Records excerpted from a collection:
──────

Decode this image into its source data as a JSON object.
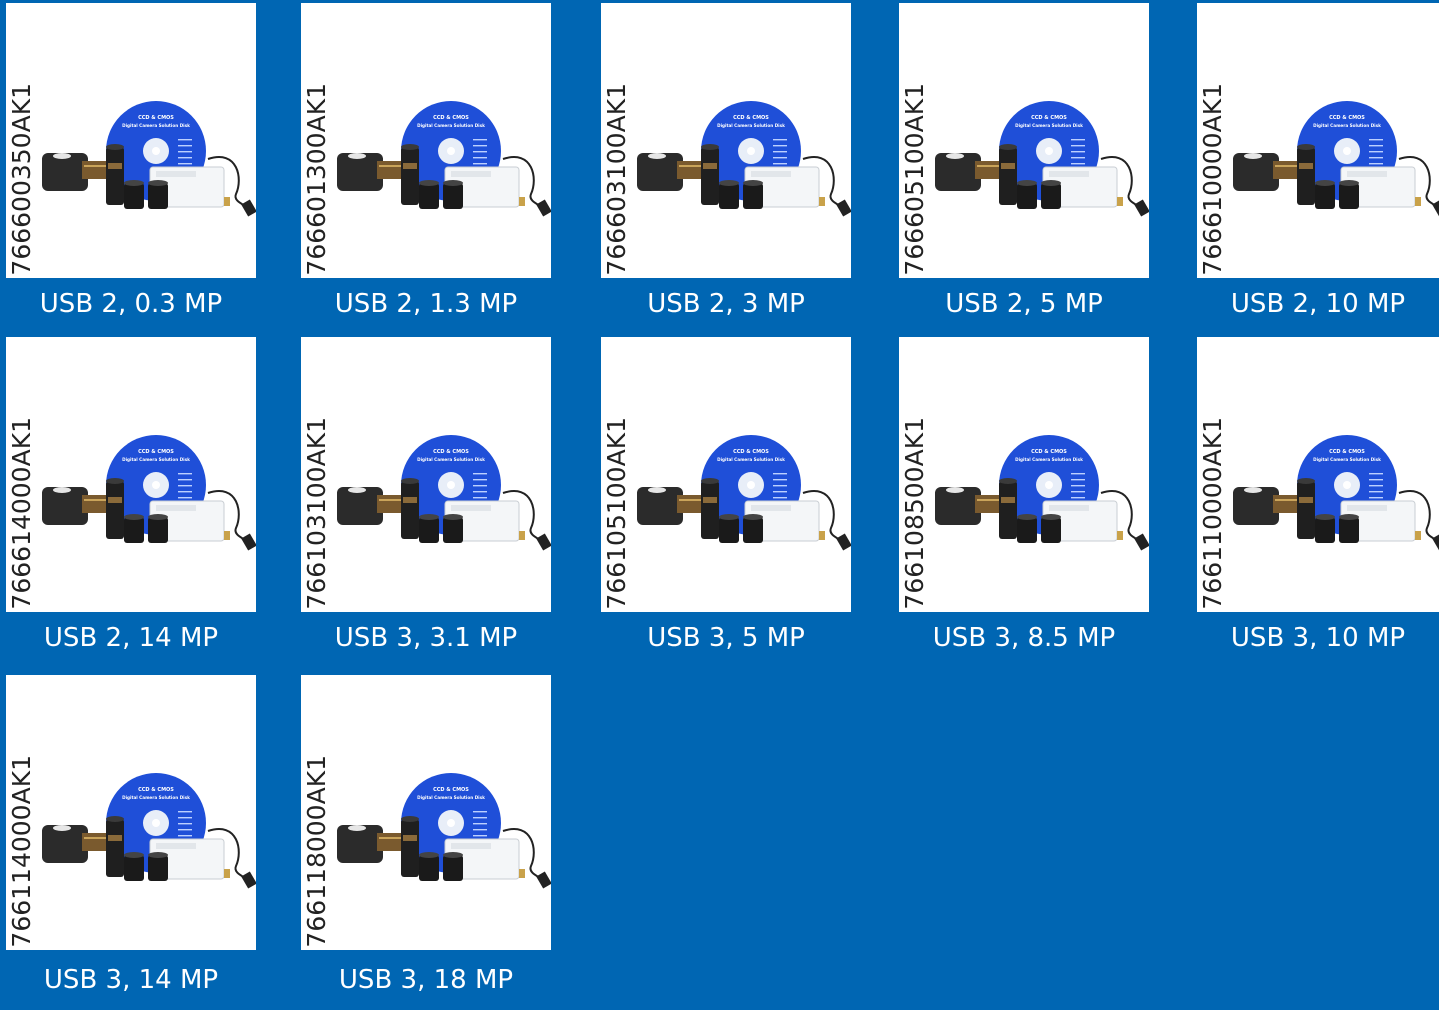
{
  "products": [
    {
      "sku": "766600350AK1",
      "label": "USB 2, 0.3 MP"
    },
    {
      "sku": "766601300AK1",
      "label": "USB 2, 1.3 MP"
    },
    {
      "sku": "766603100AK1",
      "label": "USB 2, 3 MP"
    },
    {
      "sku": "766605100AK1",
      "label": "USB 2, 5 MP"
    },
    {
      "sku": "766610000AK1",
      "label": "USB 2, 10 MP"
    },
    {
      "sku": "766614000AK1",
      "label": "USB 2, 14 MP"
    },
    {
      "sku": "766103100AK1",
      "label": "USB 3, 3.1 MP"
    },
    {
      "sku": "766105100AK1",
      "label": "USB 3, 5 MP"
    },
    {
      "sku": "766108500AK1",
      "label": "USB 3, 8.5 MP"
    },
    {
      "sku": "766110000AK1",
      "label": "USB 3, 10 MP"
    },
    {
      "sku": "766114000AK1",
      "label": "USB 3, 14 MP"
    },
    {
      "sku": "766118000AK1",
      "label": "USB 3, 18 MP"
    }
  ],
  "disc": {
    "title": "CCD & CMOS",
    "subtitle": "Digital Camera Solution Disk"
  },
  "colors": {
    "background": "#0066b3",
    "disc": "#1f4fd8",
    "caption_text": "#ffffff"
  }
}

──────

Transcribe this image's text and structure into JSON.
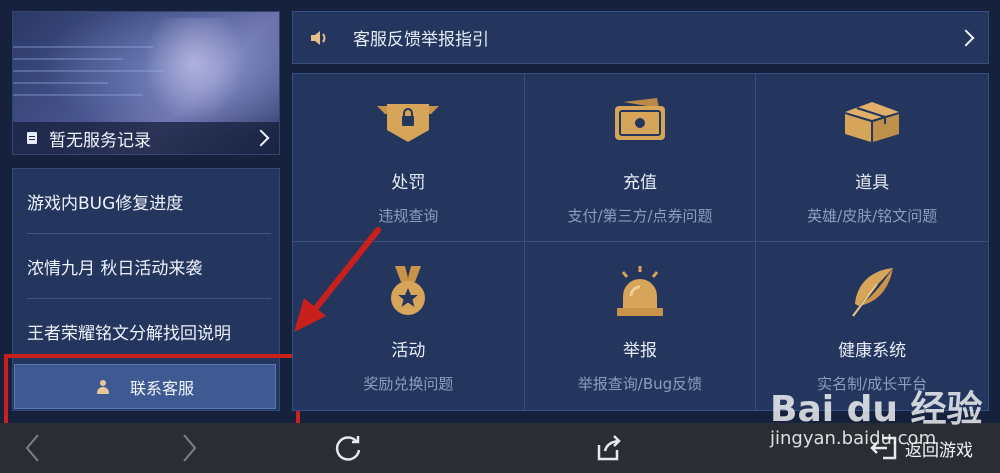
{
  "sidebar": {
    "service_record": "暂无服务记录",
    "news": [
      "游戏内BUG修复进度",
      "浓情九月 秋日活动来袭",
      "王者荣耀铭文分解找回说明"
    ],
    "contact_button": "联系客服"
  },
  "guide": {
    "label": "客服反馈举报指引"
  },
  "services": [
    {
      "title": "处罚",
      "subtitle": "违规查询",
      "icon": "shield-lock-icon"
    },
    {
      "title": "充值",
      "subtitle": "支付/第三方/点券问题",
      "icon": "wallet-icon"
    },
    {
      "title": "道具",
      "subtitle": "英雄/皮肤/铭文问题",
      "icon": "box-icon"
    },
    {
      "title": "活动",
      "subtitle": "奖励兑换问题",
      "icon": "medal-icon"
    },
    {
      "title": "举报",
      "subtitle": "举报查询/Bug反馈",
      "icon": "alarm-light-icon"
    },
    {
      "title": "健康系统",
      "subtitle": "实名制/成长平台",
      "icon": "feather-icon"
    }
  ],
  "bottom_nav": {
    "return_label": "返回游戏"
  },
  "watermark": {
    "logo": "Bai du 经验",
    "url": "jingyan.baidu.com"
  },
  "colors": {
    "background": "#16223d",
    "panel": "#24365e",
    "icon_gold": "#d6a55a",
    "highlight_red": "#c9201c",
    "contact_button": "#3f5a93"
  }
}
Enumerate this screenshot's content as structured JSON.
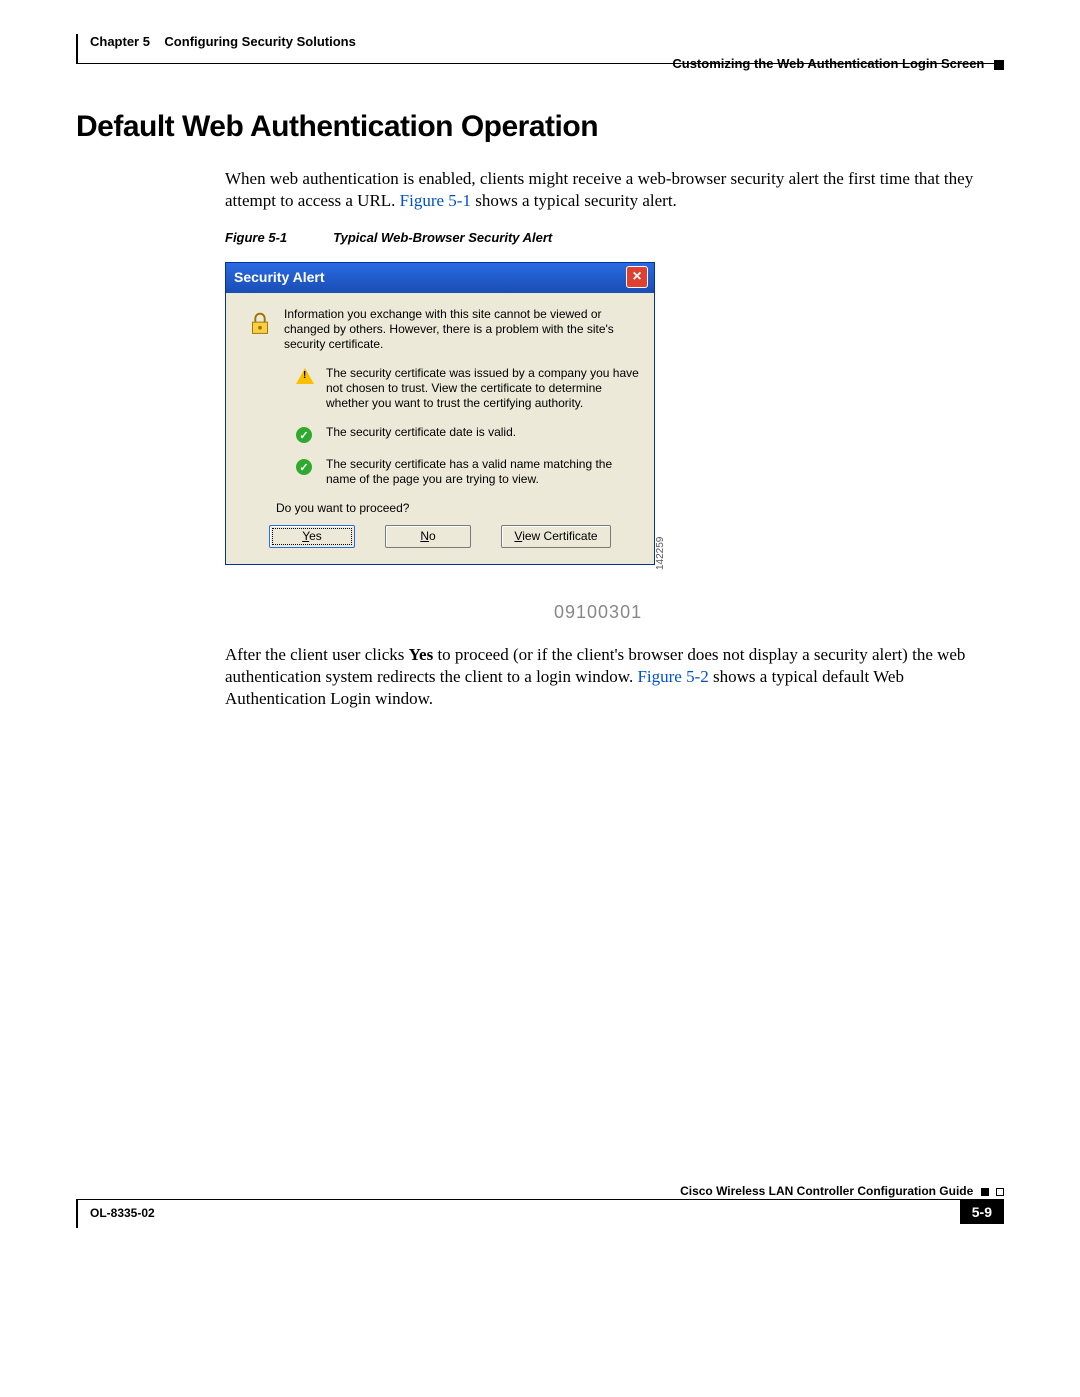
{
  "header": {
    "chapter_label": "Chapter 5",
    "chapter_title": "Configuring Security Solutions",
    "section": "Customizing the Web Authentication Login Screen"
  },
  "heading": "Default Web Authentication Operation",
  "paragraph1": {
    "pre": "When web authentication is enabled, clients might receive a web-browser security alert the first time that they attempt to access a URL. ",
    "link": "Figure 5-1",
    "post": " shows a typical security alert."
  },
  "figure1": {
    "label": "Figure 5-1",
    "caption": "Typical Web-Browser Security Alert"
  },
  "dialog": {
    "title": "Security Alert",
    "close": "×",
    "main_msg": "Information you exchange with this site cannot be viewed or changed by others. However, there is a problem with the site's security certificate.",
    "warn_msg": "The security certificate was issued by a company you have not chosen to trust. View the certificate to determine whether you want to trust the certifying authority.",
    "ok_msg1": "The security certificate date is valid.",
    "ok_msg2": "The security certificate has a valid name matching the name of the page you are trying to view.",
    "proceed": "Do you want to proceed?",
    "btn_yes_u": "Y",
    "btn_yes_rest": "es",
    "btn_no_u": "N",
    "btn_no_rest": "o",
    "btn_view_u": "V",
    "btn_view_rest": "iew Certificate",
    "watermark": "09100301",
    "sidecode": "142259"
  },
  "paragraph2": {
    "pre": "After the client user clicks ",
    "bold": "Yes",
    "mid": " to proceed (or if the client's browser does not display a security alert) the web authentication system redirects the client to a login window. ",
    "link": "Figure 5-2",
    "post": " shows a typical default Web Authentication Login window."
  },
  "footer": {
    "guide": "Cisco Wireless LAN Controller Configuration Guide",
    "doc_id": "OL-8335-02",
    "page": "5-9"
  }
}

──────

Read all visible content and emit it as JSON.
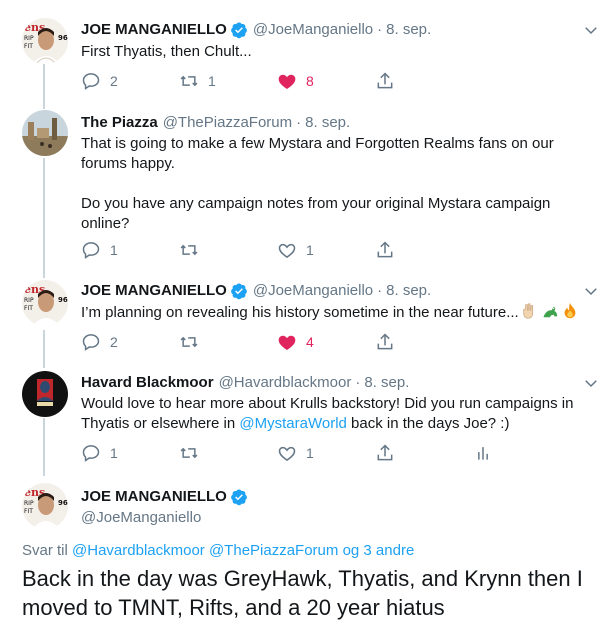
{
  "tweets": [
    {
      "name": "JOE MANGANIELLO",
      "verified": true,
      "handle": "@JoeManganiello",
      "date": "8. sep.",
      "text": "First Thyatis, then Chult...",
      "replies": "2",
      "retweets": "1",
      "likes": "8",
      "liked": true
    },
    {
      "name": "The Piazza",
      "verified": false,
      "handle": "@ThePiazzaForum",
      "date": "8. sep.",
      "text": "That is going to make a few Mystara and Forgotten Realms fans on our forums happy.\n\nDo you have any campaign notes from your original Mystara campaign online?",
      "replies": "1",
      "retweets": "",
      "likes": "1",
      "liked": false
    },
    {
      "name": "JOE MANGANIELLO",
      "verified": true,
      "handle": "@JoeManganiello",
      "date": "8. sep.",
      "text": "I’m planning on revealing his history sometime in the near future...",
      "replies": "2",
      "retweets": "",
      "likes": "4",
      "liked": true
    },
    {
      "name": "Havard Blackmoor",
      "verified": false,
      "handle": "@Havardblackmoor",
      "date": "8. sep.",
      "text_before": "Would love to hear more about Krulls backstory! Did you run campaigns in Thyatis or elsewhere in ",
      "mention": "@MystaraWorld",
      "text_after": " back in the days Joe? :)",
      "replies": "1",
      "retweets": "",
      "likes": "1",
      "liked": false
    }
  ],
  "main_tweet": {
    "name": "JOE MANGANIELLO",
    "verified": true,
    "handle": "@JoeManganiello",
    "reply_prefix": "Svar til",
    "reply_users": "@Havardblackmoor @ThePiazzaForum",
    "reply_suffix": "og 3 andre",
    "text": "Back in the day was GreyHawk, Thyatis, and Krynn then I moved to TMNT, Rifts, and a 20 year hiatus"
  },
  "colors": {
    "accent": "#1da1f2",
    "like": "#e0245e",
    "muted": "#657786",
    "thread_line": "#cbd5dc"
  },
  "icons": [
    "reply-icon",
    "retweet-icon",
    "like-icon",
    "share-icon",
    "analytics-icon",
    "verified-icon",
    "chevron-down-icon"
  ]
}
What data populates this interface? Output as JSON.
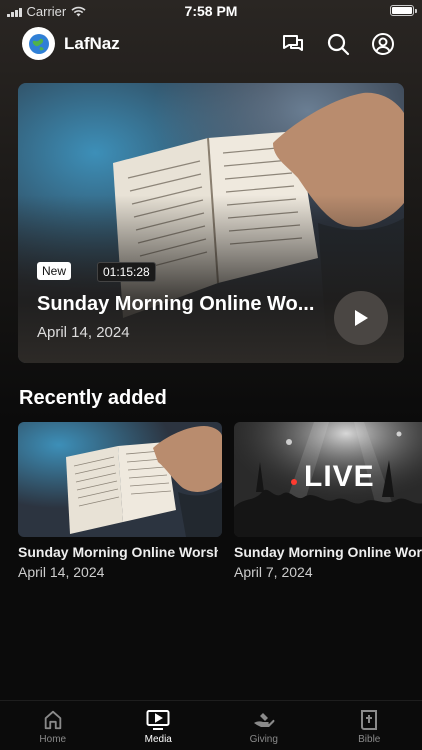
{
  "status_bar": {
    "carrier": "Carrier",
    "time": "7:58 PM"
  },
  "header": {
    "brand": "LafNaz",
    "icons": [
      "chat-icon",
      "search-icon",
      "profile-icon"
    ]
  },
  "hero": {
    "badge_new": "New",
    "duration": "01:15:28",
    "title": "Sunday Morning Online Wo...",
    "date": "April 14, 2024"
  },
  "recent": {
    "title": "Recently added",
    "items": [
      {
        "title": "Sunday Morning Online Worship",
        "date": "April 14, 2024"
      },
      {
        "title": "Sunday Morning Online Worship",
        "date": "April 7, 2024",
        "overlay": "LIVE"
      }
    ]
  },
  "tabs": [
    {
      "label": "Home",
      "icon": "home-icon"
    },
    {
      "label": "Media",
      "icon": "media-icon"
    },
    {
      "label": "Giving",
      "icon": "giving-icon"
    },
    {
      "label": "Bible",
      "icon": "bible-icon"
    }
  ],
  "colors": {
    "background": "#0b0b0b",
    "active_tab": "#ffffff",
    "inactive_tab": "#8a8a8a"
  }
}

──────

▸ Work to complete
Tell how many lines of the data include the word "background", and nothing else.

▸ The solution
3